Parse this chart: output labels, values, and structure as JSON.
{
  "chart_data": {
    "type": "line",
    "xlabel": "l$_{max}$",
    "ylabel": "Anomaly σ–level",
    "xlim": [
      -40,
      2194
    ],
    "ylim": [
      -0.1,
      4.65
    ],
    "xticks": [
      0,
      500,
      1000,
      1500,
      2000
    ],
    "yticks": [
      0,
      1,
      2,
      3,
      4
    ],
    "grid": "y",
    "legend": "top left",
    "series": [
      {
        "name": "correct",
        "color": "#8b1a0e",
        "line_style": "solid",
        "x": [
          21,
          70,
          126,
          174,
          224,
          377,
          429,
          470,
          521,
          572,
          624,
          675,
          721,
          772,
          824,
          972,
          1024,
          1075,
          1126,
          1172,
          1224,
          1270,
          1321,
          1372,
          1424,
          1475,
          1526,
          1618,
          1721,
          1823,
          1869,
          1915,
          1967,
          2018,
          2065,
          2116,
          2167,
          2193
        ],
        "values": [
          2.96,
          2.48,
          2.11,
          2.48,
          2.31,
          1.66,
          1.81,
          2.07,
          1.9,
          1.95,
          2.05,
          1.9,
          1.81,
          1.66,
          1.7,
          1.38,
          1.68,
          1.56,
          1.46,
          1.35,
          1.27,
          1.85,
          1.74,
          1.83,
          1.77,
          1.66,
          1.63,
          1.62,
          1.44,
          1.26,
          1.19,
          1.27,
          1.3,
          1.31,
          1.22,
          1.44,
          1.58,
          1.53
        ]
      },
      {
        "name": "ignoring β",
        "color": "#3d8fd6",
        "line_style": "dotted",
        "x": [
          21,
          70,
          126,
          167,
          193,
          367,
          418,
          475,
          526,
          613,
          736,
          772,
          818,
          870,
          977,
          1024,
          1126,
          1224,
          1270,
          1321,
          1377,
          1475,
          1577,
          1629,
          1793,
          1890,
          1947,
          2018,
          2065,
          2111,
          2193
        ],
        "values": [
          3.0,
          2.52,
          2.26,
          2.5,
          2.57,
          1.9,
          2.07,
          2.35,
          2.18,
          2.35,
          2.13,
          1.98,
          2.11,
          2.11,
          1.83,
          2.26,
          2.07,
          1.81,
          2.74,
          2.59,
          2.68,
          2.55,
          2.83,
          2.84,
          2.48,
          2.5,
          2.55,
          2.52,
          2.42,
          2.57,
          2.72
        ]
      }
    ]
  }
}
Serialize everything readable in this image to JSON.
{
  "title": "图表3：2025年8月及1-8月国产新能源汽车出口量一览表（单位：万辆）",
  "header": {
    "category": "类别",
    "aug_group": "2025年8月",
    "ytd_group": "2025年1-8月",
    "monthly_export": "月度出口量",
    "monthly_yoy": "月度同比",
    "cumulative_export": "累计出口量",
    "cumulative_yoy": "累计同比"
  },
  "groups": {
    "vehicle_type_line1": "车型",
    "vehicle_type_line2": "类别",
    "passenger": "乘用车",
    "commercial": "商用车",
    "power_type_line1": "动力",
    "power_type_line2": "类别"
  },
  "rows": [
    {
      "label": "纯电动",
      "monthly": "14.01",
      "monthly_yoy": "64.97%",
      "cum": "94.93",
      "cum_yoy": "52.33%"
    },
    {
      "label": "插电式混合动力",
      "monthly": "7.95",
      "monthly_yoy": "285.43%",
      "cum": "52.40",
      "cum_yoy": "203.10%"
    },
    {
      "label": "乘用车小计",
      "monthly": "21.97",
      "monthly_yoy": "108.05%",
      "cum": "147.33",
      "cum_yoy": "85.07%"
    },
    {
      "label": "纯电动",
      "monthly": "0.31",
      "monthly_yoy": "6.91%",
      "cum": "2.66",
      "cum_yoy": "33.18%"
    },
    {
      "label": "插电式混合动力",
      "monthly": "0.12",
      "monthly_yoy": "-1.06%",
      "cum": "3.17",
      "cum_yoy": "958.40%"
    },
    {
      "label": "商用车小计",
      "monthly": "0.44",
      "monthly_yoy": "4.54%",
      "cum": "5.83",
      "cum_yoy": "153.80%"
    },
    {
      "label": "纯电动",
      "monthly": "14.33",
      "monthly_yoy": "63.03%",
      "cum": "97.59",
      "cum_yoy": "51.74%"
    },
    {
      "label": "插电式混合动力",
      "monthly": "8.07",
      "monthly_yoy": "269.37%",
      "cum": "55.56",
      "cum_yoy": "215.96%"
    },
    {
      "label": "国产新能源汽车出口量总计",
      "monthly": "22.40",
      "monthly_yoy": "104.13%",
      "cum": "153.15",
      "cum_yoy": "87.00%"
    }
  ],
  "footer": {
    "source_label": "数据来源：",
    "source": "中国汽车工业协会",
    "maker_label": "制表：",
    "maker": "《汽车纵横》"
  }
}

· · · ·

**WHAT THE TASK REQUIRES:** Set down, exactly and in full, the lines from the one containing "Serialize everything readable" through the end of the entries; no other line belongs.

**OUTPUT OF THE TASK:**
Serialize everything readable in this image to JSON.
{
  "title": "图表3：2025年8月及1-8月国产新能源汽车出口量一览表（单位：万辆）",
  "header": {
    "category": "类别",
    "aug_group": "2025年8月",
    "ytd_group": "2025年1-8月",
    "monthly_export": "月度出口量",
    "monthly_yoy": "月度同比",
    "cumulative_export": "累计出口量",
    "cumulative_yoy": "累计同比"
  },
  "groups": {
    "vehicle_type_line1": "车型",
    "vehicle_type_line2": "类别",
    "passenger": "乘用车",
    "commercial": "商用车",
    "power_type_line1": "动力",
    "power_type_line2": "类别"
  },
  "rows": [
    {
      "label": "纯电动",
      "monthly": "14.01",
      "monthly_yoy": "64.97%",
      "cum": "94.93",
      "cum_yoy": "52.33%"
    },
    {
      "label": "插电式混合动力",
      "monthly": "7.95",
      "monthly_yoy": "285.43%",
      "cum": "52.40",
      "cum_yoy": "203.10%"
    },
    {
      "label": "乘用车小计",
      "monthly": "21.97",
      "monthly_yoy": "108.05%",
      "cum": "147.33",
      "cum_yoy": "85.07%"
    },
    {
      "label": "纯电动",
      "monthly": "0.31",
      "monthly_yoy": "6.91%",
      "cum": "2.66",
      "cum_yoy": "33.18%"
    },
    {
      "label": "插电式混合动力",
      "monthly": "0.12",
      "monthly_yoy": "-1.06%",
      "cum": "3.17",
      "cum_yoy": "958.40%"
    },
    {
      "label": "商用车小计",
      "monthly": "0.44",
      "monthly_yoy": "4.54%",
      "cum": "5.83",
      "cum_yoy": "153.80%"
    },
    {
      "label": "纯电动",
      "monthly": "14.33",
      "monthly_yoy": "63.03%",
      "cum": "97.59",
      "cum_yoy": "51.74%"
    },
    {
      "label": "插电式混合动力",
      "monthly": "8.07",
      "monthly_yoy": "269.37%",
      "cum": "55.56",
      "cum_yoy": "215.96%"
    },
    {
      "label": "国产新能源汽车出口量总计",
      "monthly": "22.40",
      "monthly_yoy": "104.13%",
      "cum": "153.15",
      "cum_yoy": "87.00%"
    }
  ],
  "footer": {
    "source_label": "数据来源：",
    "source": "中国汽车工业协会",
    "maker_label": "制表：",
    "maker": "《汽车纵横》"
  }
}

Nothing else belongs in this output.